Work to do.
Sort through the entries below and pull out lines containing the word "Ertel".

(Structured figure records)
-=-=-=-=-
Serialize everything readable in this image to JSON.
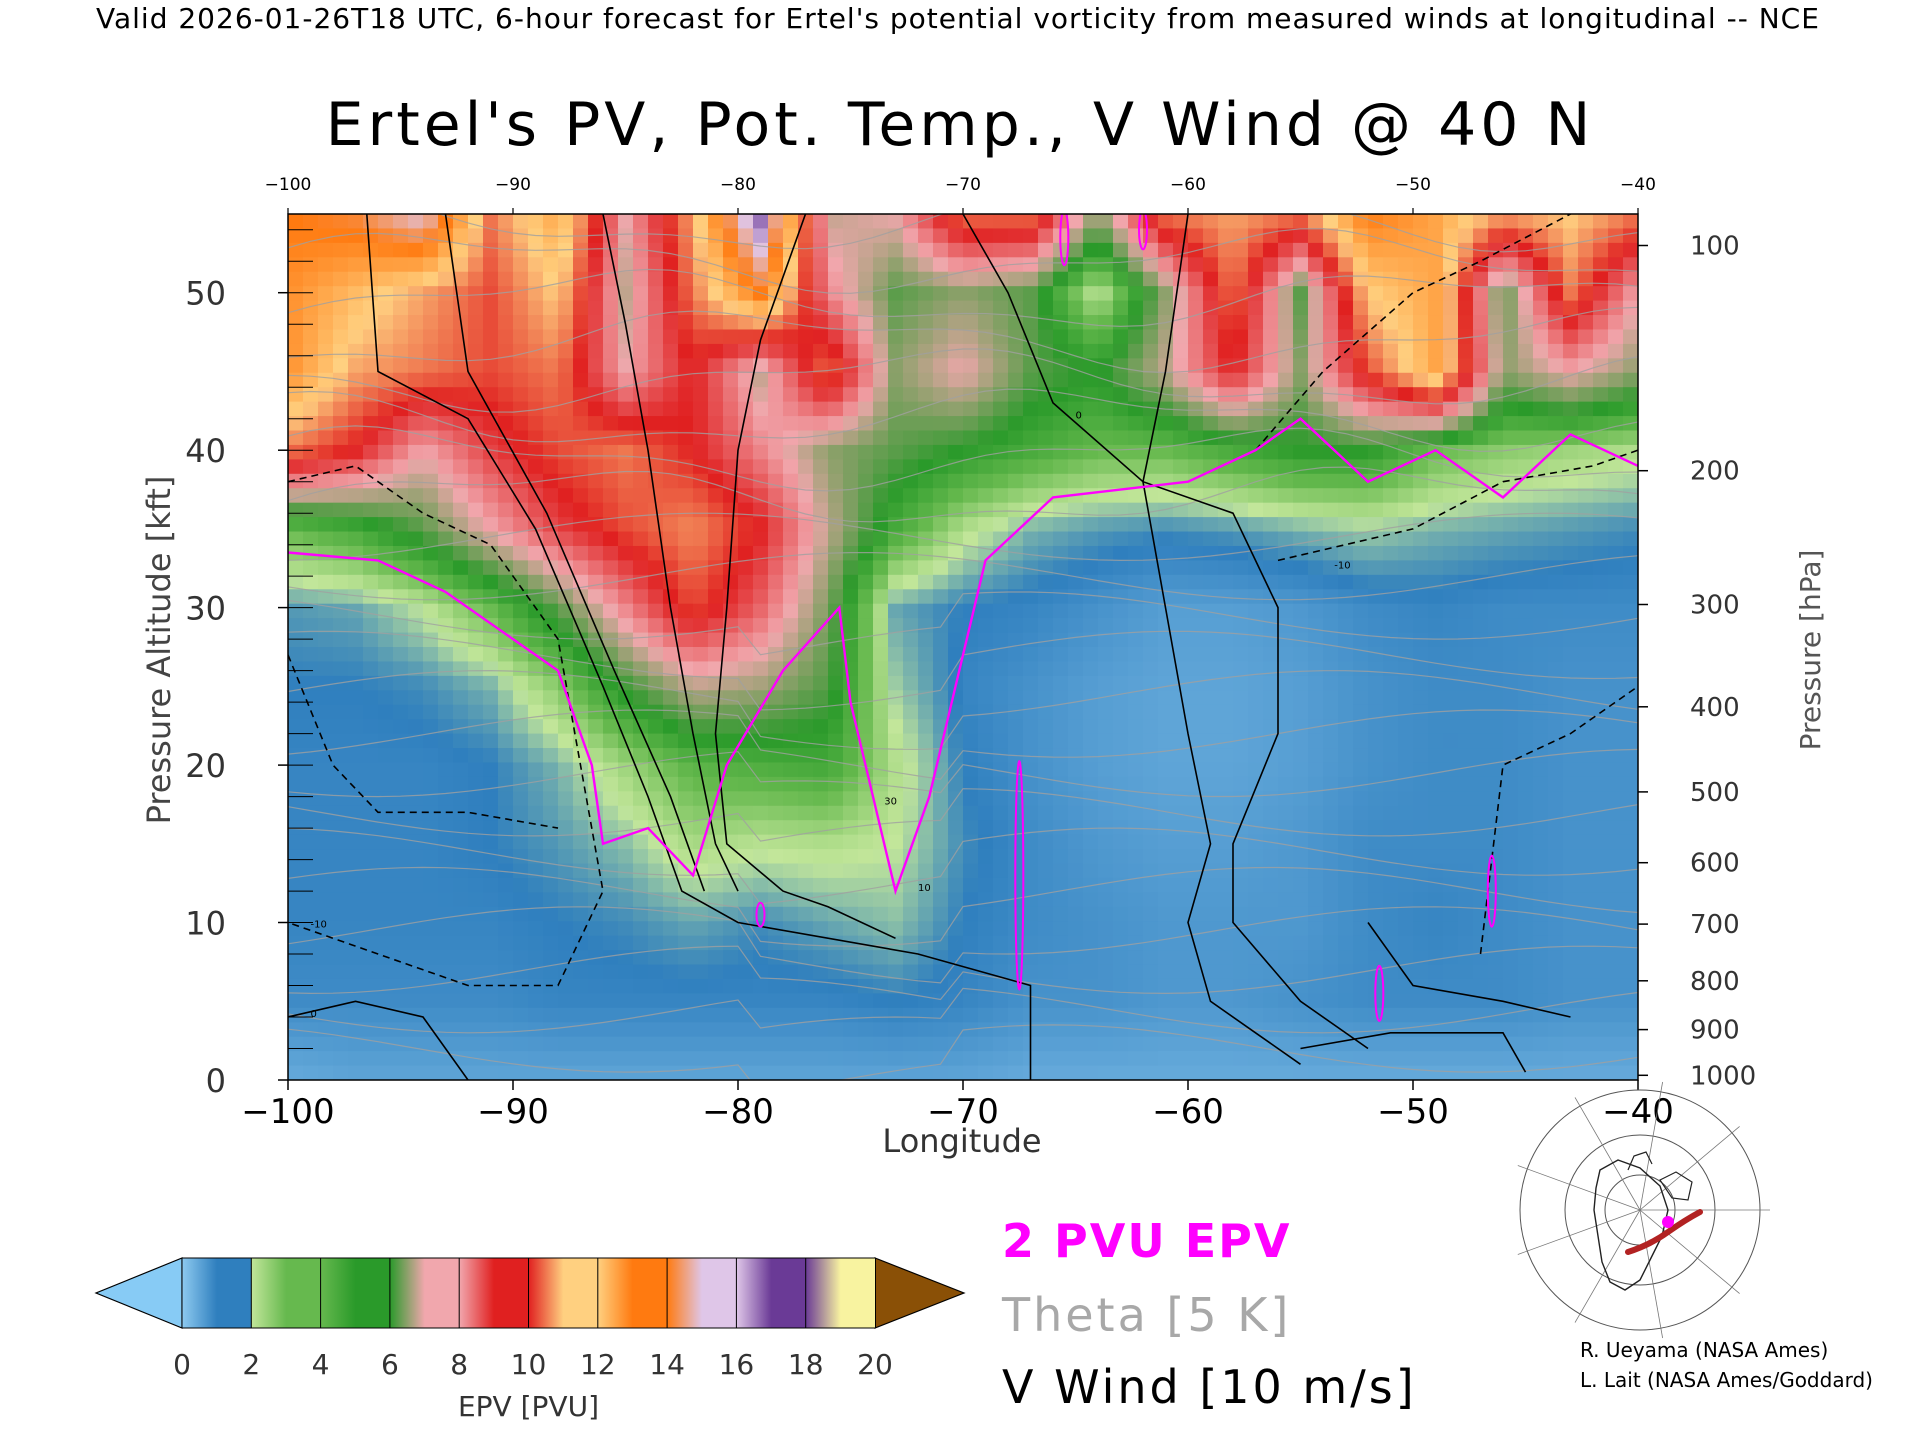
{
  "header": "Valid 2026-01-26T18 UTC, 6-hour forecast for Ertel's potential vorticity from measured winds at longitudinal -- NCE",
  "chart_data": {
    "type": "heatmap",
    "title": "Ertel's PV, Pot. Temp., V Wind @ 40 N",
    "xlabel": "Longitude",
    "ylabel_left": "Pressure Altitude [kft]",
    "ylabel_right": "Pressure [hPa]",
    "x_range": [
      -100,
      -40
    ],
    "y_range_kft": [
      0,
      55
    ],
    "x_ticks": [
      -100,
      -90,
      -80,
      -70,
      -60,
      -50,
      -40
    ],
    "x_ticks_top": [
      -100,
      -90,
      -80,
      -70,
      -60,
      -50,
      -40
    ],
    "y_ticks_left": [
      0,
      10,
      20,
      30,
      40,
      50
    ],
    "y_ticks_right": [
      {
        "label": "100",
        "kft": 53.0
      },
      {
        "label": "200",
        "kft": 38.7
      },
      {
        "label": "300",
        "kft": 30.2
      },
      {
        "label": "400",
        "kft": 23.7
      },
      {
        "label": "500",
        "kft": 18.3
      },
      {
        "label": "600",
        "kft": 13.8
      },
      {
        "label": "700",
        "kft": 9.9
      },
      {
        "label": "800",
        "kft": 6.3
      },
      {
        "label": "900",
        "kft": 3.2
      },
      {
        "label": "1000",
        "kft": 0.3
      }
    ],
    "epv_field": {
      "units": "PVU",
      "x": [
        -100,
        -97,
        -94,
        -91,
        -88,
        -85,
        -82,
        -79,
        -76,
        -73,
        -70,
        -67,
        -64,
        -61,
        -58,
        -55,
        -52,
        -49,
        -46,
        -43,
        -40
      ],
      "y": [
        0,
        5,
        10,
        15,
        20,
        25,
        30,
        35,
        40,
        45,
        50,
        55
      ],
      "values": [
        [
          0.5,
          0.6,
          0.6,
          0.6,
          0.6,
          0.6,
          0.6,
          0.6,
          0.6,
          0.6,
          0.6,
          0.5,
          0.5,
          0.5,
          0.5,
          0.5,
          0.5,
          0.5,
          0.5,
          0.5,
          0.5
        ],
        [
          1.0,
          1.0,
          1.0,
          1.0,
          1.1,
          1.1,
          1.1,
          1.1,
          1.1,
          1.2,
          1.1,
          0.9,
          0.9,
          0.8,
          0.8,
          0.9,
          1.0,
          1.0,
          1.0,
          0.9,
          0.9
        ],
        [
          1.1,
          1.1,
          1.1,
          1.1,
          1.2,
          1.3,
          1.5,
          1.3,
          1.5,
          1.7,
          1.2,
          1.0,
          0.9,
          0.8,
          0.8,
          0.8,
          1.0,
          1.1,
          1.0,
          0.9,
          0.9
        ],
        [
          1.1,
          1.1,
          1.1,
          1.2,
          1.4,
          1.7,
          2.3,
          2.1,
          2.2,
          2.0,
          1.3,
          1.0,
          0.8,
          0.7,
          0.7,
          0.8,
          1.0,
          1.0,
          1.0,
          0.9,
          0.9
        ],
        [
          1.1,
          1.1,
          1.1,
          1.2,
          1.6,
          2.4,
          3.2,
          3.4,
          3.6,
          2.2,
          1.2,
          0.9,
          0.7,
          0.6,
          0.6,
          0.7,
          0.9,
          1.0,
          1.0,
          0.9,
          0.9
        ],
        [
          1.2,
          1.2,
          1.3,
          1.6,
          2.6,
          4.2,
          5.5,
          5.2,
          4.4,
          1.8,
          1.1,
          0.9,
          0.7,
          0.6,
          0.6,
          0.7,
          0.9,
          1.0,
          1.0,
          0.9,
          0.9
        ],
        [
          1.4,
          1.5,
          2.0,
          3.0,
          4.5,
          6.5,
          8.5,
          7.0,
          4.8,
          1.5,
          1.2,
          1.1,
          0.9,
          0.7,
          0.7,
          0.8,
          1.0,
          1.1,
          1.0,
          1.0,
          1.0
        ],
        [
          3.0,
          3.5,
          4.5,
          6.0,
          7.5,
          8.5,
          9.2,
          8.0,
          5.5,
          3.5,
          2.2,
          1.6,
          1.4,
          1.3,
          1.4,
          1.6,
          1.8,
          1.6,
          1.5,
          1.4,
          1.3
        ],
        [
          9.0,
          8.0,
          6.0,
          7.5,
          8.5,
          9.0,
          8.0,
          6.5,
          5.0,
          4.5,
          4.0,
          3.5,
          3.0,
          3.0,
          3.5,
          4.0,
          4.0,
          3.0,
          2.6,
          2.4,
          2.2
        ],
        [
          11.5,
          9.5,
          9.0,
          8.5,
          9.0,
          6.0,
          8.0,
          5.5,
          9.0,
          5.0,
          6.0,
          4.5,
          4.0,
          5.5,
          8.0,
          5.0,
          8.5,
          11.0,
          5.0,
          6.0,
          5.0
        ],
        [
          11.5,
          10.5,
          9.5,
          8.5,
          10.0,
          5.5,
          9.0,
          12.0,
          6.5,
          4.5,
          5.0,
          4.5,
          2.0,
          5.0,
          9.0,
          4.5,
          10.0,
          11.0,
          4.5,
          9.0,
          6.0
        ],
        [
          12.0,
          12.5,
          14.0,
          9.0,
          11.0,
          6.0,
          9.5,
          15.5,
          5.5,
          6.0,
          9.0,
          9.0,
          5.0,
          9.0,
          9.5,
          9.0,
          12.0,
          11.0,
          9.5,
          10.0,
          9.0
        ]
      ]
    },
    "contours": {
      "epv_2pvu": "2 PVU EPV",
      "theta_interval": "Theta [5 K]",
      "vwind_interval": "V Wind [10 m/s]",
      "vwind_labels": [
        "-10",
        "0",
        "10",
        "30",
        "-10",
        "0"
      ]
    },
    "colorbar": {
      "label": "EPV [PVU]",
      "ticks": [
        "0",
        "2",
        "4",
        "6",
        "8",
        "10",
        "12",
        "14",
        "16",
        "18",
        "20"
      ],
      "under_color": "#87cbf5",
      "over_color": "#8a5006",
      "bands": [
        [
          "#8ecaf0",
          "#2f7fbe"
        ],
        [
          "#2f7fbe",
          "#c2e69a"
        ],
        [
          "#c2e69a",
          "#66b94e"
        ],
        [
          "#66b94e",
          "#2a9a2a"
        ],
        [
          "#2a9a2a",
          "#f1a7ad"
        ],
        [
          "#f1a7ad",
          "#e02020"
        ],
        [
          "#e02020",
          "#ffd080"
        ],
        [
          "#ffd080",
          "#ff7a10"
        ],
        [
          "#ff7a10",
          "#dfc6e8"
        ],
        [
          "#dfc6e8",
          "#6a3a96"
        ],
        [
          "#6a3a96",
          "#f8f3a0"
        ],
        [
          "#f8f3a0",
          "#c8963a"
        ]
      ]
    }
  },
  "legend": {
    "epv": "2 PVU EPV",
    "theta": "Theta [5 K]",
    "vwind": "V Wind [10 m/s]",
    "epv_color": "#ff00ff",
    "theta_color": "#a8a8a8",
    "vwind_color": "#000000"
  },
  "credits": {
    "line1": "R. Ueyama (NASA Ames)",
    "line2": "L. Lait (NASA Ames/Goddard)"
  },
  "locator_map": {
    "path_color": "#b22222",
    "marker_color": "#ff00ff"
  }
}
-=-=-=-=-
Solution below.
  "header": "Valid 2026-01-26T18 UTC, 6-hour forecast for Ertel's potential vorticity from measured winds at longitudinal -- NCE",
    "title": "Ertel's PV, Pot. Temp., V Wind @ 40 N",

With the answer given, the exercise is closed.